▸ **THE PROBLEM**:
Only the number is wanted: tally the lines below that contain the word "地區來函".
BEGIN SOURCE DATA
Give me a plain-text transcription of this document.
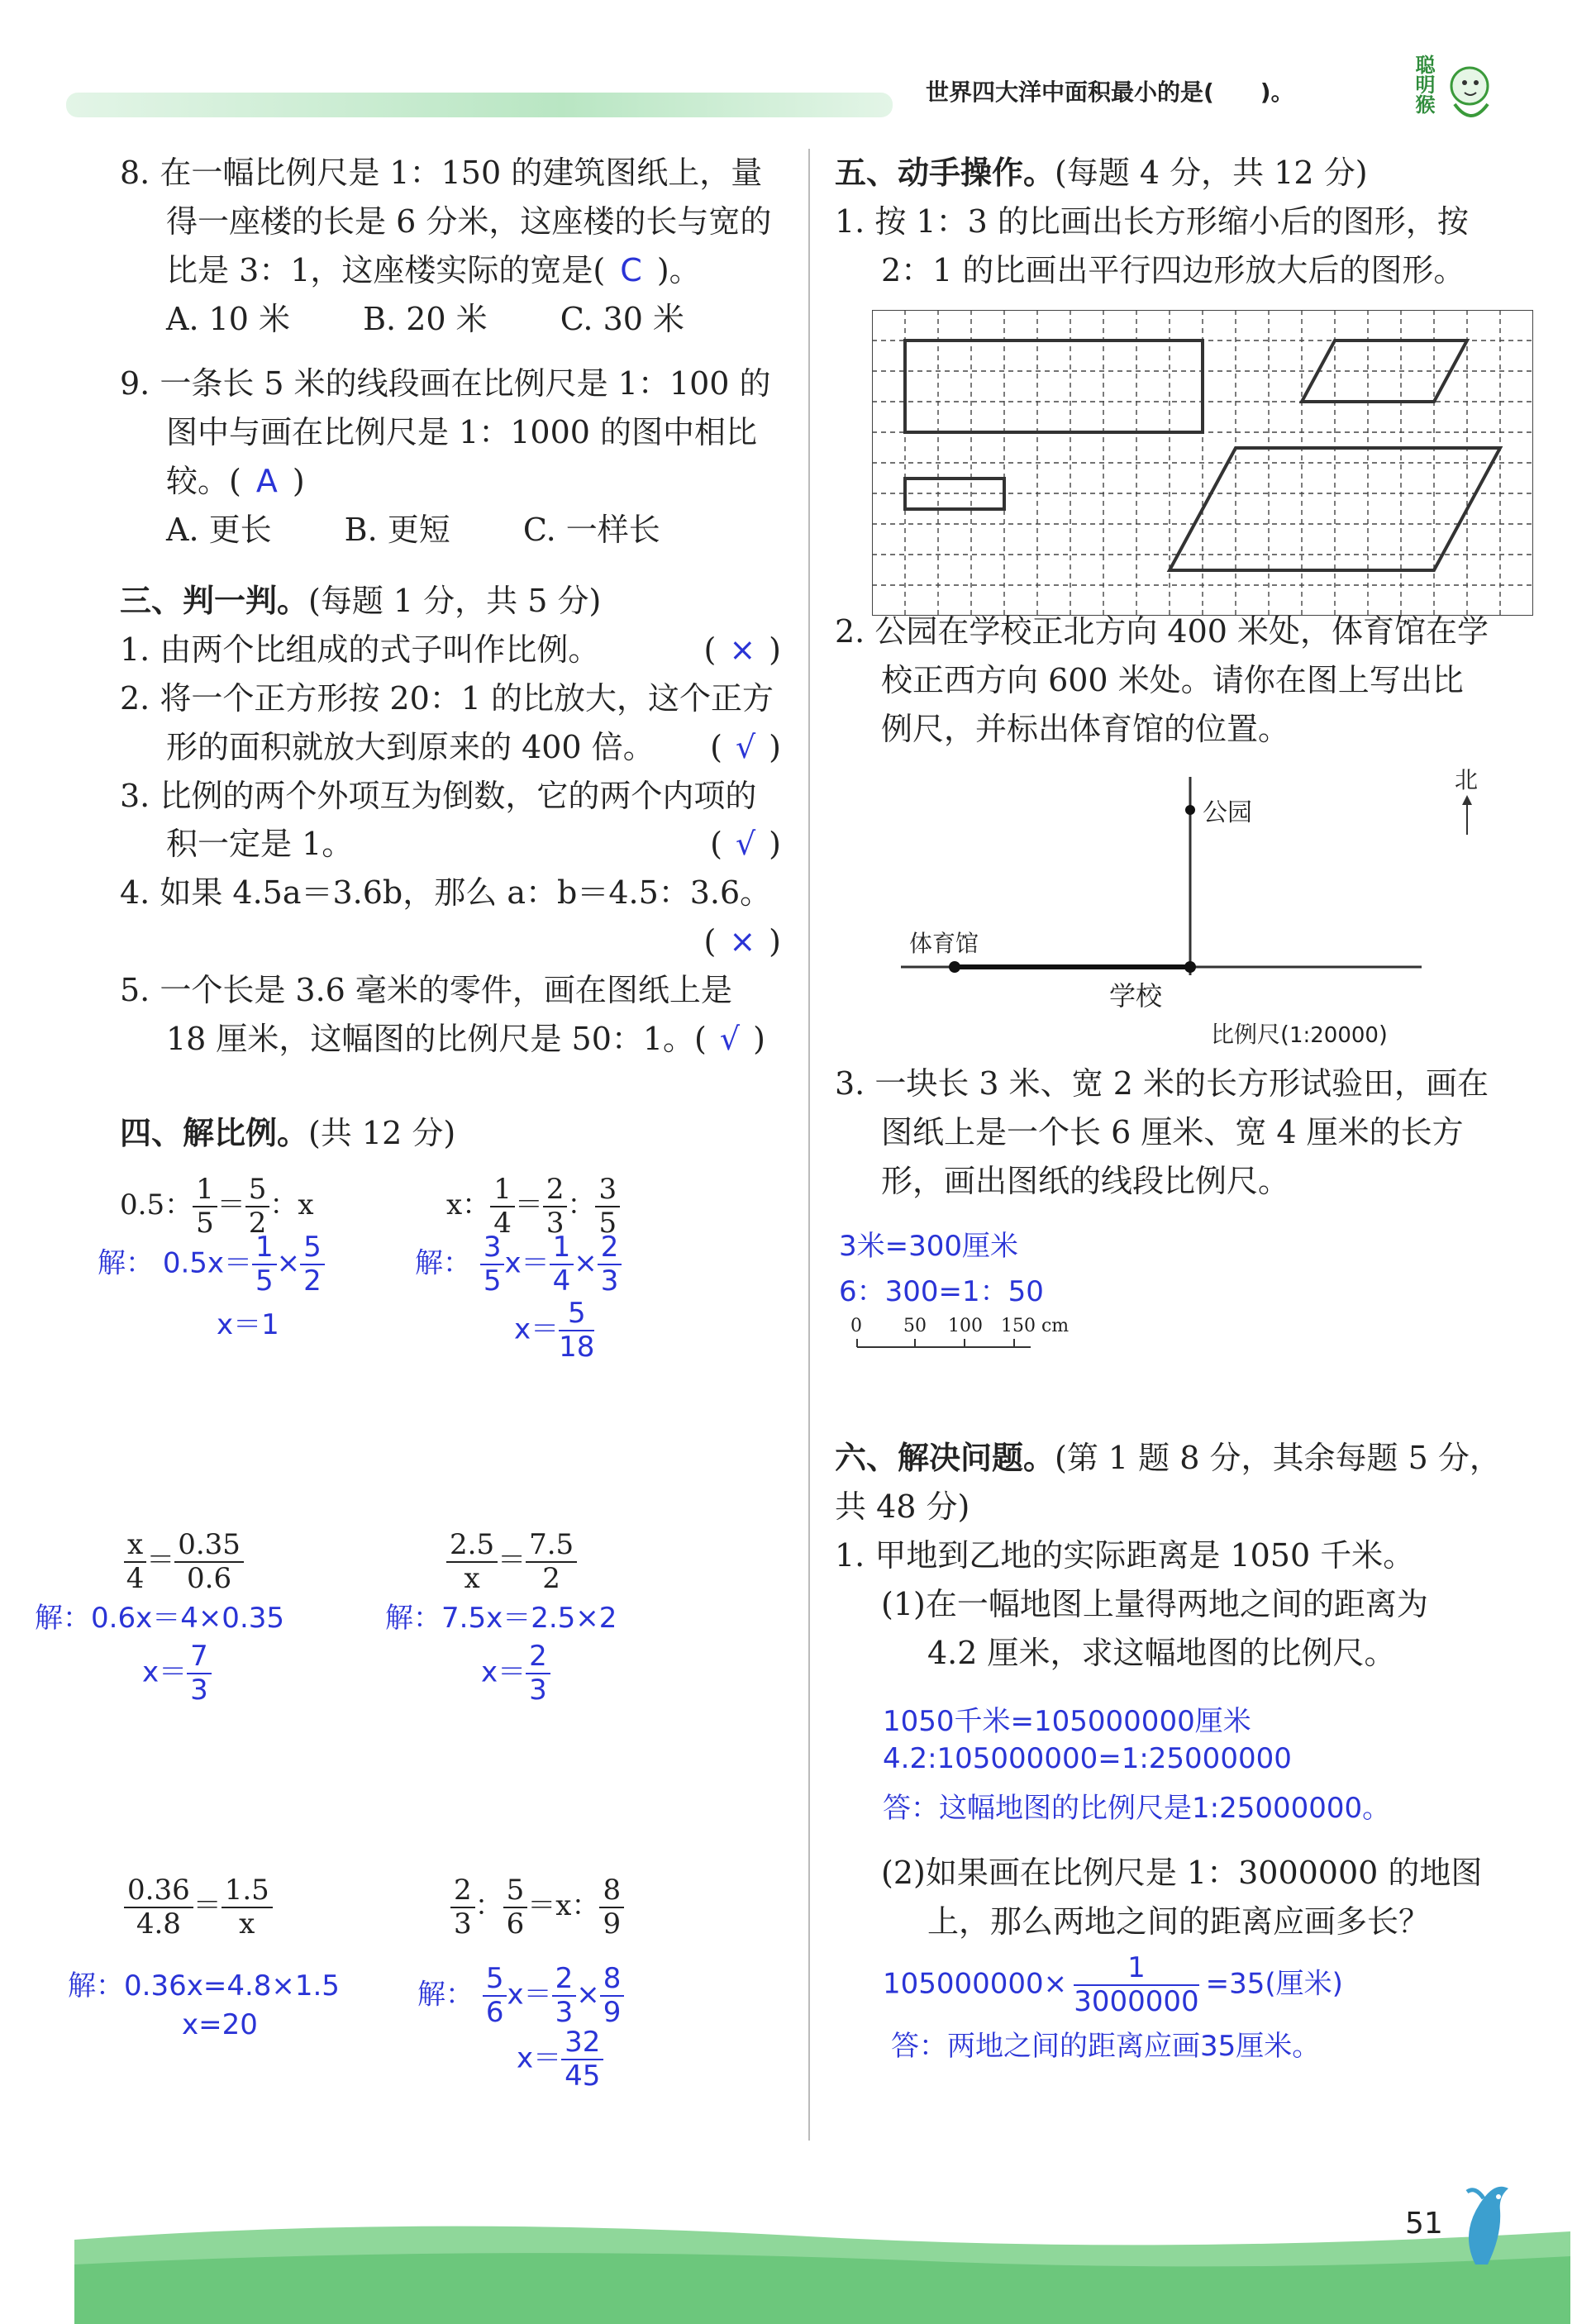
世界四大洋中面积最小的是(　　)。	聪明猴
8. 在一幅比例尺是 1：150 的建筑图纸上，量
得一座楼的长是 6 分米，这座楼的长与宽的
比是 3：1，这座楼实际的宽是( C )。
A. 10 米　　 B. 20 米　　 C. 30 米
9. 一条长 5 米的线段画在比例尺是 1：100 的
图中与画在比例尺是 1：1000 的图中相比
较。( A )
A. 更长　　 B. 更短　　 C. 一样长
三、判一判。(每题 1 分，共 5 分)
1. 由两个比组成的式子叫作比例。	( × )
2. 将一个正方形按 20：1 的比放大，这个正方
形的面积就放大到原来的 400 倍。 ( √ )
3. 比例的两个外项互为倒数，它的两个内项的
积一定是 1。	( √ )
4. 如果 4.5a＝3.6b，那么 a：b＝4.5：3.6。
( × )
5. 一个长是 3.6 毫米的零件，画在图纸上是
18 厘米，这幅图的比例尺是 50：1。( √ )
四、解比例。(共 12 分)
0.5： $\frac{1}{5} = \frac{5}{2}$ ：x
解： $0.5x= \frac{1}{5} \times \frac{5}{2}$
x＝1
x： $\frac{1}{4} = \frac{2}{3}$ ： $\frac{3}{5}$
解： $\frac{3}{5} x= \frac{1}{4} \times \frac{2}{3}$
$x= \frac{5}{18}$
$\frac{x}{4} = \frac{0.35}{0.6}$
解：0.6x＝4×0.35
$x= \frac{7}{3}$
$\frac{2.5}{x} = \frac{7.5}{2}$
解：7.5x＝2.5×2
$x= \frac{2}{3}$
$\frac{0.36}{4.8} = \frac{1.5}{x}$
解：0.36x=4.8×1.5
x=20
$\frac{2}{3}$ ： $\frac{5}{6} =x$： $\frac{8}{9}$
解： $\frac{5}{6} x= \frac{2}{3} \times \frac{8}{9}$
$x= \frac{32}{45}$
五、动手操作。(每题 4 分，共 12 分)
1. 按 1：3 的比画出长方形缩小后的图形，按
2：1 的比画出平行四边形放大后的图形。
2. 公园在学校正北方向 400 米处，体育馆在学
校正西方向 600 米处。请你在图上写出比
例尺，并标出体育馆的位置。
公园
北
体育馆
学校
比例尺(1:20000)
3. 一块长 3 米、宽 2 米的长方形试验田，画在
图纸上是一个长 6 厘米、宽 4 厘米的长方
形，画出图纸的线段比例尺。
3米=300厘米
6：300=1：50
0 50 100 150 cm
六、解决问题。(第 1 题 8 分，其余每题 5 分，
共 48 分)
1. 甲地到乙地的实际距离是 1050 千米。
(1)在一幅地图上量得两地之间的距离为
4.2 厘米，求这幅地图的比例尺。
1050千米=105000000厘米
4.2:105000000=1:25000000
答：这幅地图的比例尺是1:25000000。
(2)如果画在比例尺是 1：3000000 的地图
上，那么两地之间的距离应画多长？
$105000000\times \frac{1}{3000000} =35$(厘米)
答：两地之间的距离应画35厘米。
51
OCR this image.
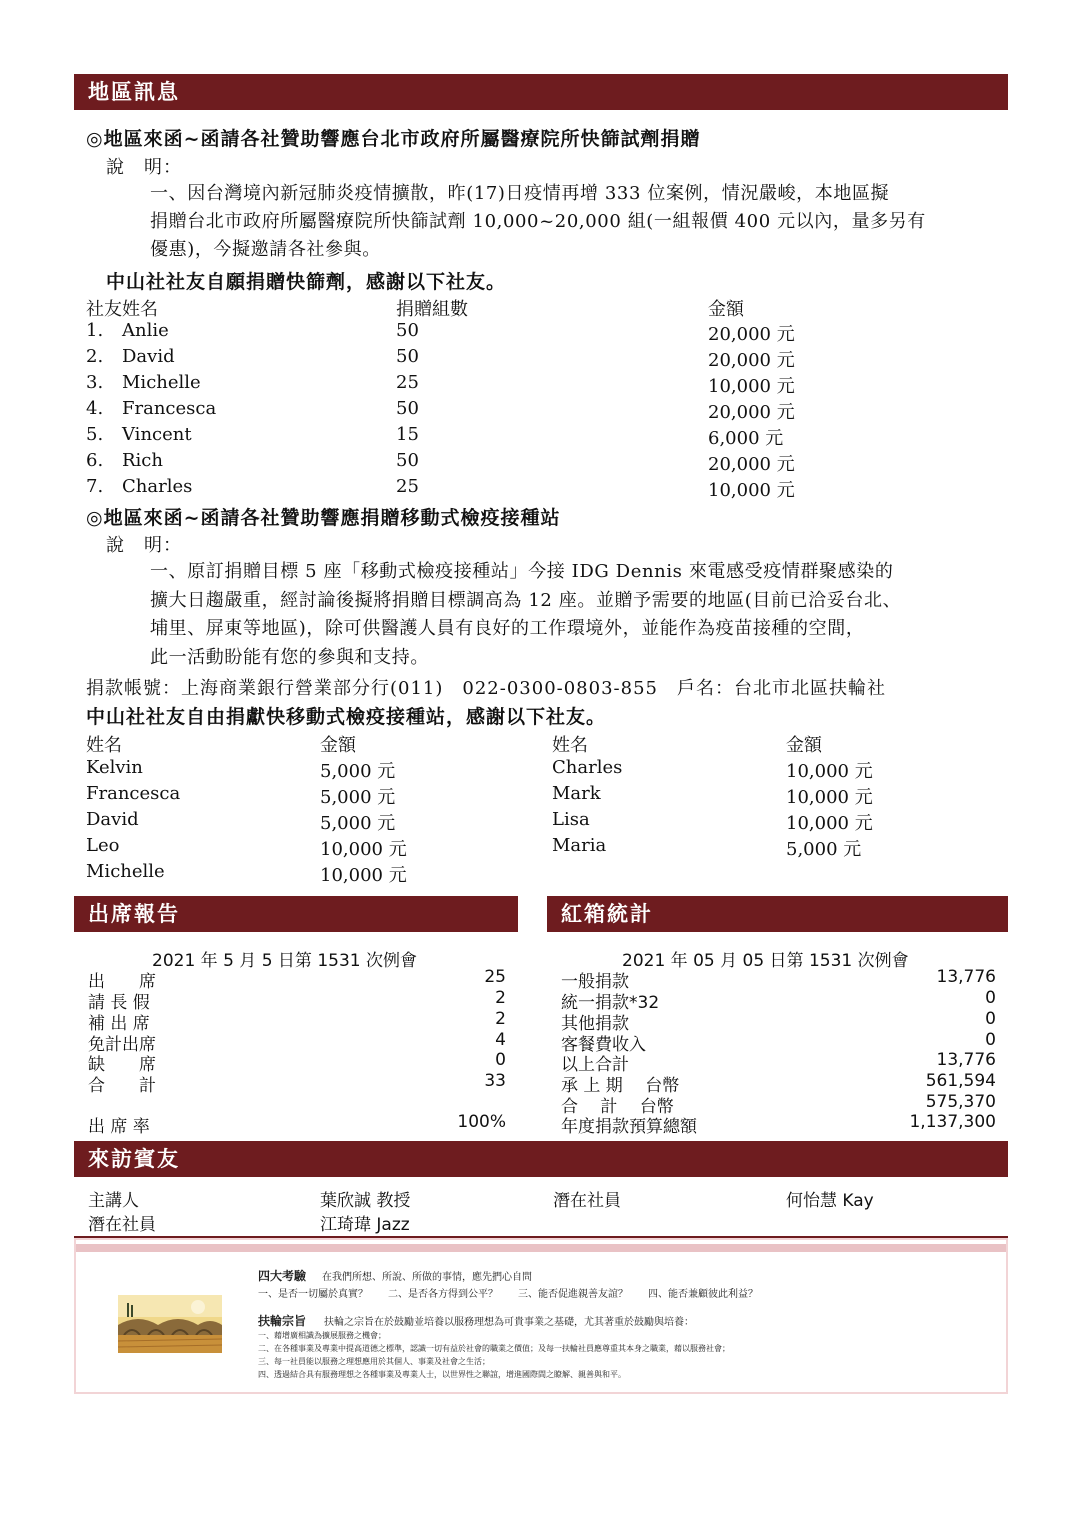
地區訊息
◎地區來函~函請各社贊助響應台北市政府所屬醫療院所快篩試劑捐贈
說　明：
一、因台灣境內新冠肺炎疫情擴散，昨(17)日疫情再增 333 位案例，情況嚴峻，本地區擬
捐贈台北市政府所屬醫療院所快篩試劑 10,000~20,000 組(一組報價 400 元以內，量多另有
優惠)，今擬邀請各社參與。
中山社社友自願捐贈快篩劑，感謝以下社友。
社友姓名	捐贈組數	金額
1. Anlie	50	20,000 元
2. David	50	20,000 元
3. Michelle	25	10,000 元
4. Francesca	50	20,000 元
5. Vincent	15	6,000 元
6. Rich	50	20,000 元
7. Charles	25	10,000 元
◎地區來函~函請各社贊助響應捐贈移動式檢疫接種站
說　明：
一、原訂捐贈目標 5 座「移動式檢疫接種站」今接 IDG Dennis 來電感受疫情群聚感染的
擴大日趨嚴重，經討論後擬將捐贈目標調高為 12 座。並贈予需要的地區(目前已洽妥台北、
埔里、屏東等地區)，除可供醫護人員有良好的工作環境外，並能作為疫苗接種的空間，
此一活動盼能有您的參與和支持。
捐款帳號：上海商業銀行營業部分行(011)　022-0300-0803-855　戶名：台北市北區扶輪社
中山社社友自由捐獻快移動式檢疫接種站，感謝以下社友。
姓名	金額	姓名	金額
Kelvin	5,000 元	Charles	10,000 元
Francesca	5,000 元	Mark	10,000 元
David	5,000 元	Lisa	10,000 元
Leo	10,000 元	Maria	5,000 元
Michelle	10,000 元
出席報告
2021 年 5 月 5 日第 1531 次例會
出　　席	25
請 長 假	2
補 出 席	2
免計出席	4
缺　　席	0
合　　計	33
出 席 率	100%
紅箱統計
2021 年 05 月 05 日第 1531 次例會
一般捐款	13,776
統一捐款*32	0
其他捐款	0
客餐費收入	0
以上合計	13,776
承 上 期　 台幣	561,594
合　 計　 台幣	575,370
年度捐款預算總額	1,137,300
來訪賓友
主講人	葉欣誠 教授	潛在社員	何怡慧 Kay
潛在社員	江琦瑋 Jazz
四大考驗 在我們所想、所說、所做的事情，應先捫心自問
一、是否一切屬於真實？　　二、是否各方得到公平？　　三、能否促進親善友誼？　　四、能否兼顧彼此利益？
扶輪宗旨 扶輪之宗旨在於鼓勵並培養以服務理想為可貴事業之基礎，尤其著重於鼓勵與培養：
一、藉增廣相識為擴展服務之機會；
二、在各種事業及專業中提高道德之標準，認識一切有益於社會的職業之價值；及每一扶輪社員應尊重其本身之職業，藉以服務社會；
三、每一社員能以服務之理想應用於其個人、事業及社會之生活；
四、透過結合具有服務理想之各種事業及專業人士，以世界性之聯誼，增進國際間之瞭解、親善與和平。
END SOURCE DATA
▸ **COMPLETE RESPONSE**:
2